### TASK TO CARRY OUT
Word for word, give the material below again, minus any images.

### ROWS
** start **

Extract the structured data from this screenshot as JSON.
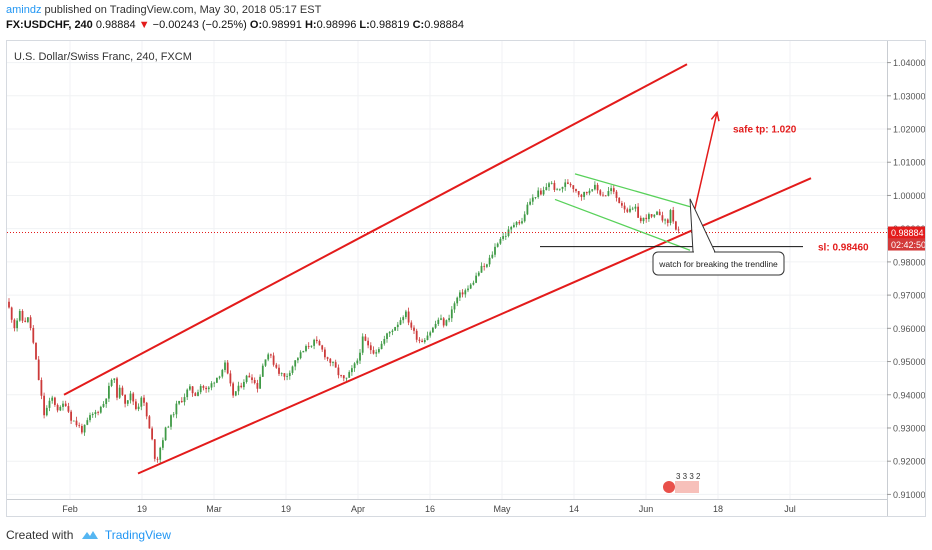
{
  "header": {
    "author": "amindz",
    "published_text": " published on TradingView.com, May 30, 2018 05:17 EST",
    "symbol": "FX:USDCHF, 240",
    "last": "0.98884",
    "change": "−0.00243 (−0.25%)",
    "o_label": "O:",
    "o_value": "0.98991",
    "h_label": "H:",
    "h_value": "0.98996",
    "l_label": "L:",
    "l_value": "0.98819",
    "c_label": "C:",
    "c_value": "0.98884"
  },
  "footer": {
    "created_with": "Created with",
    "brand": "TradingView"
  },
  "chart_data": {
    "type": "candlestick",
    "title": "U.S. Dollar/Swiss Franc, 240, FXCM",
    "y_ticks": [
      "1.04000",
      "1.03000",
      "1.02000",
      "1.01000",
      "1.00000",
      "0.99000",
      "0.98000",
      "0.97000",
      "0.96000",
      "0.95000",
      "0.94000",
      "0.93000",
      "0.92000",
      "0.91000"
    ],
    "ylim": [
      0.9035,
      1.0465
    ],
    "x_ticks": [
      "Feb",
      "19",
      "Mar",
      "19",
      "Apr",
      "16",
      "May",
      "14",
      "Jun",
      "18",
      "Jul"
    ],
    "price_label": "0.98884",
    "price_value": 0.98884,
    "countdown_label": "02:42:50",
    "close_path": [
      [
        0,
        0.968
      ],
      [
        4,
        0.964
      ],
      [
        8,
        0.96
      ],
      [
        12,
        0.965
      ],
      [
        16,
        0.962
      ],
      [
        22,
        0.963
      ],
      [
        26,
        0.956
      ],
      [
        30,
        0.948
      ],
      [
        34,
        0.94
      ],
      [
        37,
        0.934
      ],
      [
        40,
        0.936
      ],
      [
        45,
        0.939
      ],
      [
        52,
        0.935
      ],
      [
        58,
        0.938
      ],
      [
        64,
        0.933
      ],
      [
        70,
        0.931
      ],
      [
        76,
        0.929
      ],
      [
        82,
        0.933
      ],
      [
        90,
        0.935
      ],
      [
        96,
        0.937
      ],
      [
        102,
        0.942
      ],
      [
        106,
        0.946
      ],
      [
        110,
        0.94
      ],
      [
        114,
        0.942
      ],
      [
        118,
        0.938
      ],
      [
        124,
        0.94
      ],
      [
        130,
        0.935
      ],
      [
        134,
        0.94
      ],
      [
        138,
        0.936
      ],
      [
        142,
        0.93
      ],
      [
        146,
        0.925
      ],
      [
        149,
        0.919
      ],
      [
        152,
        0.923
      ],
      [
        158,
        0.929
      ],
      [
        164,
        0.933
      ],
      [
        170,
        0.937
      ],
      [
        176,
        0.939
      ],
      [
        182,
        0.942
      ],
      [
        188,
        0.94
      ],
      [
        194,
        0.943
      ],
      [
        200,
        0.941
      ],
      [
        206,
        0.944
      ],
      [
        212,
        0.946
      ],
      [
        218,
        0.949
      ],
      [
        222,
        0.944
      ],
      [
        226,
        0.94
      ],
      [
        232,
        0.942
      ],
      [
        238,
        0.945
      ],
      [
        244,
        0.946
      ],
      [
        250,
        0.942
      ],
      [
        255,
        0.948
      ],
      [
        260,
        0.953
      ],
      [
        266,
        0.95
      ],
      [
        272,
        0.947
      ],
      [
        278,
        0.945
      ],
      [
        284,
        0.948
      ],
      [
        290,
        0.951
      ],
      [
        296,
        0.953
      ],
      [
        302,
        0.955
      ],
      [
        308,
        0.956
      ],
      [
        314,
        0.954
      ],
      [
        320,
        0.951
      ],
      [
        326,
        0.949
      ],
      [
        332,
        0.946
      ],
      [
        338,
        0.944
      ],
      [
        344,
        0.947
      ],
      [
        350,
        0.95
      ],
      [
        356,
        0.957
      ],
      [
        362,
        0.954
      ],
      [
        368,
        0.953
      ],
      [
        374,
        0.955
      ],
      [
        380,
        0.958
      ],
      [
        386,
        0.96
      ],
      [
        392,
        0.962
      ],
      [
        398,
        0.965
      ],
      [
        402,
        0.962
      ],
      [
        408,
        0.958
      ],
      [
        414,
        0.956
      ],
      [
        420,
        0.958
      ],
      [
        426,
        0.96
      ],
      [
        432,
        0.963
      ],
      [
        438,
        0.961
      ],
      [
        444,
        0.965
      ],
      [
        450,
        0.969
      ],
      [
        456,
        0.971
      ],
      [
        462,
        0.972
      ],
      [
        468,
        0.975
      ],
      [
        474,
        0.978
      ],
      [
        480,
        0.979
      ],
      [
        486,
        0.983
      ],
      [
        492,
        0.987
      ],
      [
        498,
        0.988
      ],
      [
        504,
        0.99
      ],
      [
        510,
        0.993
      ],
      [
        514,
        0.991
      ],
      [
        518,
        0.995
      ],
      [
        522,
        0.998
      ],
      [
        526,
        0.999
      ],
      [
        530,
        1.001
      ],
      [
        534,
        1.0
      ],
      [
        538,
        1.002
      ],
      [
        542,
        1.004
      ],
      [
        546,
        1.003
      ],
      [
        550,
        1.001
      ],
      [
        556,
        1.003
      ],
      [
        562,
        1.004
      ],
      [
        568,
        1.002
      ],
      [
        574,
        1.0
      ],
      [
        580,
        1.001
      ],
      [
        586,
        1.003
      ],
      [
        592,
        1.001
      ],
      [
        598,
        1.0
      ],
      [
        604,
        1.002
      ],
      [
        610,
        0.999
      ],
      [
        616,
        0.997
      ],
      [
        622,
        0.995
      ],
      [
        628,
        0.996
      ],
      [
        634,
        0.992
      ],
      [
        640,
        0.994
      ],
      [
        646,
        0.993
      ],
      [
        652,
        0.995
      ],
      [
        656,
        0.993
      ],
      [
        660,
        0.991
      ],
      [
        664,
        0.996
      ],
      [
        668,
        0.99
      ],
      [
        672,
        0.9888
      ]
    ],
    "channel": [
      {
        "name": "upper",
        "color": "#e31b1b",
        "from": [
          57,
          0.94
        ],
        "to": [
          680,
          1.0395
        ]
      },
      {
        "name": "lower",
        "color": "#e31b1b",
        "from": [
          131,
          0.9163
        ],
        "to": [
          804,
          1.0052
        ]
      }
    ],
    "flag": [
      {
        "name": "flag-top",
        "color": "#58d15a",
        "from": [
          568,
          1.0065
        ],
        "to": [
          688,
          0.9962
        ]
      },
      {
        "name": "flag-bottom",
        "color": "#58d15a",
        "from": [
          548,
          0.9988
        ],
        "to": [
          683,
          0.9835
        ]
      }
    ],
    "tp_arrow": {
      "color": "#e31b1b",
      "from": [
        686,
        0.9935
      ],
      "to": [
        710,
        1.025
      ]
    },
    "sl_line": {
      "color": "#111111",
      "from": [
        533,
        0.9846
      ],
      "to": [
        796,
        0.9846
      ]
    },
    "target_label": "safe tp: 1.020",
    "stop_label": "sl: 0.98460",
    "callout": "watch for breaking the trendline",
    "events_badge": "3 3 3 2"
  }
}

** end **

### REPLY
Extract the structured data from this screenshot as JSON.
{
  "header": {
    "author": "amindz",
    "published_text": " published on TradingView.com, May 30, 2018 05:17 EST",
    "symbol": "FX:USDCHF, 240",
    "last": "0.98884",
    "change": "−0.00243 (−0.25%)",
    "o_label": "O:",
    "o_value": "0.98991",
    "h_label": "H:",
    "h_value": "0.98996",
    "l_label": "L:",
    "l_value": "0.98819",
    "c_label": "C:",
    "c_value": "0.98884"
  },
  "footer": {
    "created_with": "Created with",
    "brand": "TradingView"
  },
  "chart_data": {
    "type": "candlestick",
    "title": "U.S. Dollar/Swiss Franc, 240, FXCM",
    "y_ticks": [
      "1.04000",
      "1.03000",
      "1.02000",
      "1.01000",
      "1.00000",
      "0.99000",
      "0.98000",
      "0.97000",
      "0.96000",
      "0.95000",
      "0.94000",
      "0.93000",
      "0.92000",
      "0.91000"
    ],
    "ylim": [
      0.9035,
      1.0465
    ],
    "x_ticks": [
      "Feb",
      "19",
      "Mar",
      "19",
      "Apr",
      "16",
      "May",
      "14",
      "Jun",
      "18",
      "Jul"
    ],
    "price_label": "0.98884",
    "price_value": 0.98884,
    "countdown_label": "02:42:50",
    "close_path": [
      [
        0,
        0.968
      ],
      [
        4,
        0.964
      ],
      [
        8,
        0.96
      ],
      [
        12,
        0.965
      ],
      [
        16,
        0.962
      ],
      [
        22,
        0.963
      ],
      [
        26,
        0.956
      ],
      [
        30,
        0.948
      ],
      [
        34,
        0.94
      ],
      [
        37,
        0.934
      ],
      [
        40,
        0.936
      ],
      [
        45,
        0.939
      ],
      [
        52,
        0.935
      ],
      [
        58,
        0.938
      ],
      [
        64,
        0.933
      ],
      [
        70,
        0.931
      ],
      [
        76,
        0.929
      ],
      [
        82,
        0.933
      ],
      [
        90,
        0.935
      ],
      [
        96,
        0.937
      ],
      [
        102,
        0.942
      ],
      [
        106,
        0.946
      ],
      [
        110,
        0.94
      ],
      [
        114,
        0.942
      ],
      [
        118,
        0.938
      ],
      [
        124,
        0.94
      ],
      [
        130,
        0.935
      ],
      [
        134,
        0.94
      ],
      [
        138,
        0.936
      ],
      [
        142,
        0.93
      ],
      [
        146,
        0.925
      ],
      [
        149,
        0.919
      ],
      [
        152,
        0.923
      ],
      [
        158,
        0.929
      ],
      [
        164,
        0.933
      ],
      [
        170,
        0.937
      ],
      [
        176,
        0.939
      ],
      [
        182,
        0.942
      ],
      [
        188,
        0.94
      ],
      [
        194,
        0.943
      ],
      [
        200,
        0.941
      ],
      [
        206,
        0.944
      ],
      [
        212,
        0.946
      ],
      [
        218,
        0.949
      ],
      [
        222,
        0.944
      ],
      [
        226,
        0.94
      ],
      [
        232,
        0.942
      ],
      [
        238,
        0.945
      ],
      [
        244,
        0.946
      ],
      [
        250,
        0.942
      ],
      [
        255,
        0.948
      ],
      [
        260,
        0.953
      ],
      [
        266,
        0.95
      ],
      [
        272,
        0.947
      ],
      [
        278,
        0.945
      ],
      [
        284,
        0.948
      ],
      [
        290,
        0.951
      ],
      [
        296,
        0.953
      ],
      [
        302,
        0.955
      ],
      [
        308,
        0.956
      ],
      [
        314,
        0.954
      ],
      [
        320,
        0.951
      ],
      [
        326,
        0.949
      ],
      [
        332,
        0.946
      ],
      [
        338,
        0.944
      ],
      [
        344,
        0.947
      ],
      [
        350,
        0.95
      ],
      [
        356,
        0.957
      ],
      [
        362,
        0.954
      ],
      [
        368,
        0.953
      ],
      [
        374,
        0.955
      ],
      [
        380,
        0.958
      ],
      [
        386,
        0.96
      ],
      [
        392,
        0.962
      ],
      [
        398,
        0.965
      ],
      [
        402,
        0.962
      ],
      [
        408,
        0.958
      ],
      [
        414,
        0.956
      ],
      [
        420,
        0.958
      ],
      [
        426,
        0.96
      ],
      [
        432,
        0.963
      ],
      [
        438,
        0.961
      ],
      [
        444,
        0.965
      ],
      [
        450,
        0.969
      ],
      [
        456,
        0.971
      ],
      [
        462,
        0.972
      ],
      [
        468,
        0.975
      ],
      [
        474,
        0.978
      ],
      [
        480,
        0.979
      ],
      [
        486,
        0.983
      ],
      [
        492,
        0.987
      ],
      [
        498,
        0.988
      ],
      [
        504,
        0.99
      ],
      [
        510,
        0.993
      ],
      [
        514,
        0.991
      ],
      [
        518,
        0.995
      ],
      [
        522,
        0.998
      ],
      [
        526,
        0.999
      ],
      [
        530,
        1.001
      ],
      [
        534,
        1.0
      ],
      [
        538,
        1.002
      ],
      [
        542,
        1.004
      ],
      [
        546,
        1.003
      ],
      [
        550,
        1.001
      ],
      [
        556,
        1.003
      ],
      [
        562,
        1.004
      ],
      [
        568,
        1.002
      ],
      [
        574,
        1.0
      ],
      [
        580,
        1.001
      ],
      [
        586,
        1.003
      ],
      [
        592,
        1.001
      ],
      [
        598,
        1.0
      ],
      [
        604,
        1.002
      ],
      [
        610,
        0.999
      ],
      [
        616,
        0.997
      ],
      [
        622,
        0.995
      ],
      [
        628,
        0.996
      ],
      [
        634,
        0.992
      ],
      [
        640,
        0.994
      ],
      [
        646,
        0.993
      ],
      [
        652,
        0.995
      ],
      [
        656,
        0.993
      ],
      [
        660,
        0.991
      ],
      [
        664,
        0.996
      ],
      [
        668,
        0.99
      ],
      [
        672,
        0.9888
      ]
    ],
    "channel": [
      {
        "name": "upper",
        "color": "#e31b1b",
        "from": [
          57,
          0.94
        ],
        "to": [
          680,
          1.0395
        ]
      },
      {
        "name": "lower",
        "color": "#e31b1b",
        "from": [
          131,
          0.9163
        ],
        "to": [
          804,
          1.0052
        ]
      }
    ],
    "flag": [
      {
        "name": "flag-top",
        "color": "#58d15a",
        "from": [
          568,
          1.0065
        ],
        "to": [
          688,
          0.9962
        ]
      },
      {
        "name": "flag-bottom",
        "color": "#58d15a",
        "from": [
          548,
          0.9988
        ],
        "to": [
          683,
          0.9835
        ]
      }
    ],
    "tp_arrow": {
      "color": "#e31b1b",
      "from": [
        686,
        0.9935
      ],
      "to": [
        710,
        1.025
      ]
    },
    "sl_line": {
      "color": "#111111",
      "from": [
        533,
        0.9846
      ],
      "to": [
        796,
        0.9846
      ]
    },
    "target_label": "safe tp: 1.020",
    "stop_label": "sl: 0.98460",
    "callout": "watch for breaking the trendline",
    "events_badge": "3 3 3 2"
  }
}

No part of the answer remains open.